[Raw data]

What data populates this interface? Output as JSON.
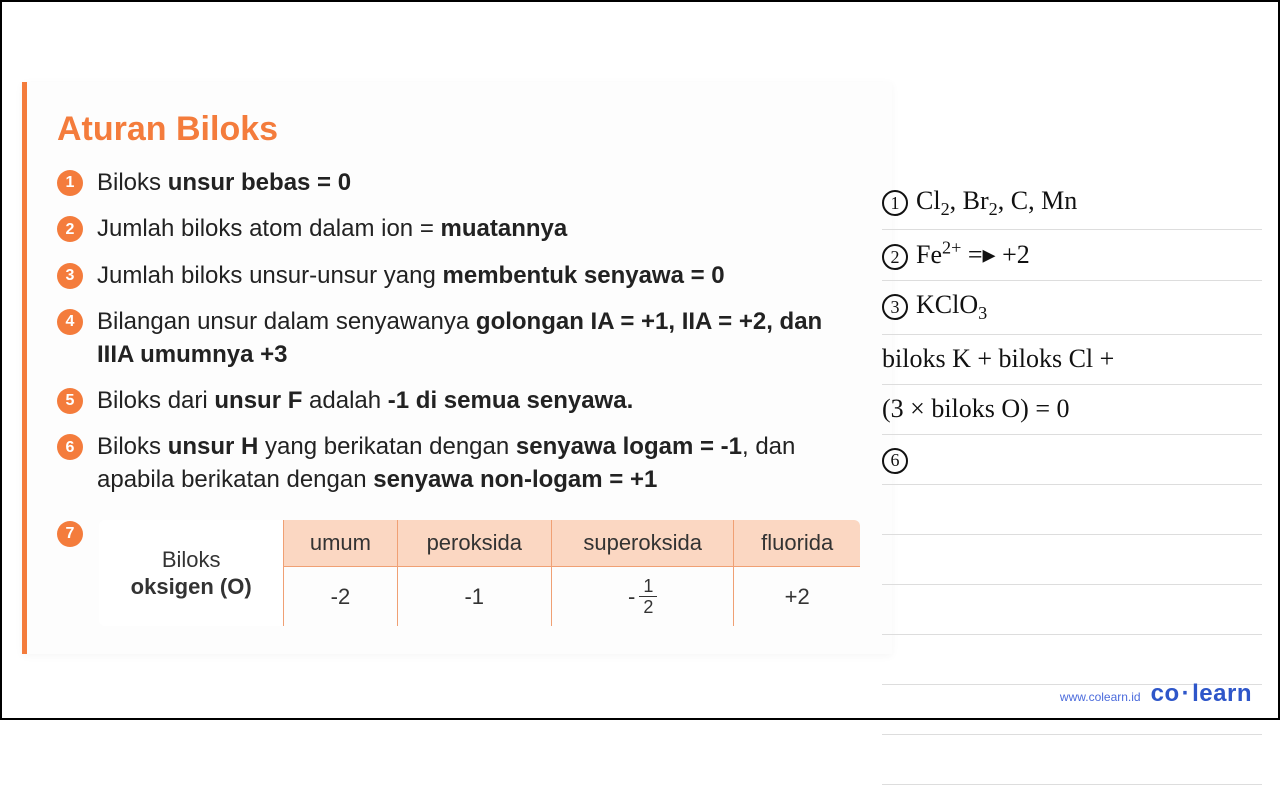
{
  "title": "Aturan Biloks",
  "rules": [
    {
      "n": "1",
      "html": "Biloks <b>unsur bebas = 0</b>"
    },
    {
      "n": "2",
      "html": "Jumlah biloks atom dalam ion = <b>muatannya</b>"
    },
    {
      "n": "3",
      "html": "Jumlah biloks unsur-unsur yang <b>membentuk senyawa = 0</b>"
    },
    {
      "n": "4",
      "html": "Bilangan unsur dalam senyawanya <b>golongan IA = +1, IIA = +2, dan IIIA umumnya +3</b>"
    },
    {
      "n": "5",
      "html": "Biloks dari <b>unsur F</b> adalah <b>-1 di semua senyawa.</b>"
    },
    {
      "n": "6",
      "html": "Biloks <b>unsur H</b> yang berikatan dengan <b>senyawa logam = -1</b>, dan apabila berikatan dengan <b>senyawa non-logam = +1</b>"
    }
  ],
  "table": {
    "bullet": "7",
    "rowhead_line1": "Biloks",
    "rowhead_line2": "oksigen (O)",
    "headers": [
      "umum",
      "peroksida",
      "superoksida",
      "fluorida"
    ],
    "values": [
      "-2",
      "-1",
      "-1/2",
      "+2"
    ]
  },
  "handwriting": {
    "lines": [
      {
        "circ": "1",
        "html": "Cl<sub>2</sub>, Br<sub>2</sub>, C, Mn"
      },
      {
        "circ": "2",
        "html": "Fe<sup>2+</sup> =▸ +2"
      },
      {
        "circ": "3",
        "html": "KClO<sub>3</sub>"
      },
      {
        "circ": "",
        "html": "biloks K + biloks Cl +"
      },
      {
        "circ": "",
        "html": "(3 × biloks O) = 0"
      },
      {
        "circ": "6",
        "html": ""
      }
    ],
    "blank_lines": 6
  },
  "footer": {
    "url": "www.colearn.id",
    "logo_left": "co",
    "logo_right": "learn"
  }
}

[Instruction] With the pictures omitted, reproduce the records in full and exactly.

[Exercise solution]
What data populates this interface? Output as JSON.
{
  "title": "Aturan Biloks",
  "rules": [
    {
      "n": "1",
      "html": "Biloks <b>unsur bebas = 0</b>"
    },
    {
      "n": "2",
      "html": "Jumlah biloks atom dalam ion = <b>muatannya</b>"
    },
    {
      "n": "3",
      "html": "Jumlah biloks unsur-unsur yang <b>membentuk senyawa = 0</b>"
    },
    {
      "n": "4",
      "html": "Bilangan unsur dalam senyawanya <b>golongan IA = +1, IIA = +2, dan IIIA umumnya +3</b>"
    },
    {
      "n": "5",
      "html": "Biloks dari <b>unsur F</b> adalah <b>-1 di semua senyawa.</b>"
    },
    {
      "n": "6",
      "html": "Biloks <b>unsur H</b> yang berikatan dengan <b>senyawa logam = -1</b>, dan apabila berikatan dengan <b>senyawa non-logam = +1</b>"
    }
  ],
  "table": {
    "bullet": "7",
    "rowhead_line1": "Biloks",
    "rowhead_line2": "oksigen (O)",
    "headers": [
      "umum",
      "peroksida",
      "superoksida",
      "fluorida"
    ],
    "values": [
      "-2",
      "-1",
      "-1/2",
      "+2"
    ]
  },
  "handwriting": {
    "lines": [
      {
        "circ": "1",
        "html": "Cl<sub>2</sub>, Br<sub>2</sub>, C, Mn"
      },
      {
        "circ": "2",
        "html": "Fe<sup>2+</sup> =▸ +2"
      },
      {
        "circ": "3",
        "html": "KClO<sub>3</sub>"
      },
      {
        "circ": "",
        "html": "biloks K + biloks Cl +"
      },
      {
        "circ": "",
        "html": "(3 × biloks O) = 0"
      },
      {
        "circ": "6",
        "html": ""
      }
    ],
    "blank_lines": 6
  },
  "footer": {
    "url": "www.colearn.id",
    "logo_left": "co",
    "logo_right": "learn"
  }
}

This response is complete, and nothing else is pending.